BEGIN EXERCISE INPUTS

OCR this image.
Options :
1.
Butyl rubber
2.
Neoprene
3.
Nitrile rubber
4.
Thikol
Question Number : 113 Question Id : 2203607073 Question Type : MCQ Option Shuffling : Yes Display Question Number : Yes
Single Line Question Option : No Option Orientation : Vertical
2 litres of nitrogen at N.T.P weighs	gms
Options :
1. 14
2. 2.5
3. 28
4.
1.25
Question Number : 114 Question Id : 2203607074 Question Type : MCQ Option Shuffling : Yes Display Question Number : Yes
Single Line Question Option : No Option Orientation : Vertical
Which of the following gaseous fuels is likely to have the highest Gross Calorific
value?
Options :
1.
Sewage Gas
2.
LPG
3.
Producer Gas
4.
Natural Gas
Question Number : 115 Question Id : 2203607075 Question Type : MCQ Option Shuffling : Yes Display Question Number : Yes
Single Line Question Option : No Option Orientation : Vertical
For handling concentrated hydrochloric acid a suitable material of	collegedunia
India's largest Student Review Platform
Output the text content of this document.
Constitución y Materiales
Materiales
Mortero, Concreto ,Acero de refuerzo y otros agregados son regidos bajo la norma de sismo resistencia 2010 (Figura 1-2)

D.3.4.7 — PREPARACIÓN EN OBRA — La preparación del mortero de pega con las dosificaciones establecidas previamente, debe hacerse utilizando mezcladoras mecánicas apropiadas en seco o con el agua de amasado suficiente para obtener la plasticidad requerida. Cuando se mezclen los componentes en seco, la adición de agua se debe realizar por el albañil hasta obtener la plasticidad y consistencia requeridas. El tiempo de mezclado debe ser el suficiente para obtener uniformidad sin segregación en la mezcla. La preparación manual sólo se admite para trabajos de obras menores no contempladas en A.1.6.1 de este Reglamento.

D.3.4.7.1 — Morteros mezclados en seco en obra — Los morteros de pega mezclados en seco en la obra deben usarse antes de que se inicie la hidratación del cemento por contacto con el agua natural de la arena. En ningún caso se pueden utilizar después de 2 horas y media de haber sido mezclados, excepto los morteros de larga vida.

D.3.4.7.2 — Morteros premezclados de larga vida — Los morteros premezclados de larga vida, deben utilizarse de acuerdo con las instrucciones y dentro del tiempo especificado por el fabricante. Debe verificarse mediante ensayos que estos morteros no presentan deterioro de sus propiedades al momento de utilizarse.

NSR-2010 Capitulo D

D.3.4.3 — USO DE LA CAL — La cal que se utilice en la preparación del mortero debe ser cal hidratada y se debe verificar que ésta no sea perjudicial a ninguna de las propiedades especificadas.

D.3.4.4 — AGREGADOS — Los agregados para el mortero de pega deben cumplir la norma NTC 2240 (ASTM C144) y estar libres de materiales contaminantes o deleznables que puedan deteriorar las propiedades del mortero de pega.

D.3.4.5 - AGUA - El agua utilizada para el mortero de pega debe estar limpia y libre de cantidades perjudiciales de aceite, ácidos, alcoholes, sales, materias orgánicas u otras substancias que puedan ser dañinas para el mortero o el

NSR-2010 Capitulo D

END EXERCISE INPUTS

**PROBLEM TO WORK ON**
Pull out every line of the records that includes the string "preparación".

**THE SOLUTION**
D.3.4.7 — PREPARACIÓN EN OBRA — La preparación del mortero de pega con las dosificaciones establecidas previamente, debe hacerse utilizando mezcladoras mecánicas apropiadas en seco o con el agua de amasado suficiente para obtener la plasticidad requerida. Cuando se mezclen los componentes en seco, la adición de agua se debe realizar por el albañil hasta obtener la plasticidad y consistencia requeridas. El tiempo de mezclado debe ser el suficiente para obtener uniformidad sin segregación en la mezcla. La preparación manual sólo se admite para trabajos de obras menores no contempladas en A.1.6.1 de este Reglamento.
D.3.4.3 — USO DE LA CAL — La cal que se utilice en la preparación del mortero debe ser cal hidratada y se debe verificar que ésta no sea perjudicial a ninguna de las propiedades especificadas.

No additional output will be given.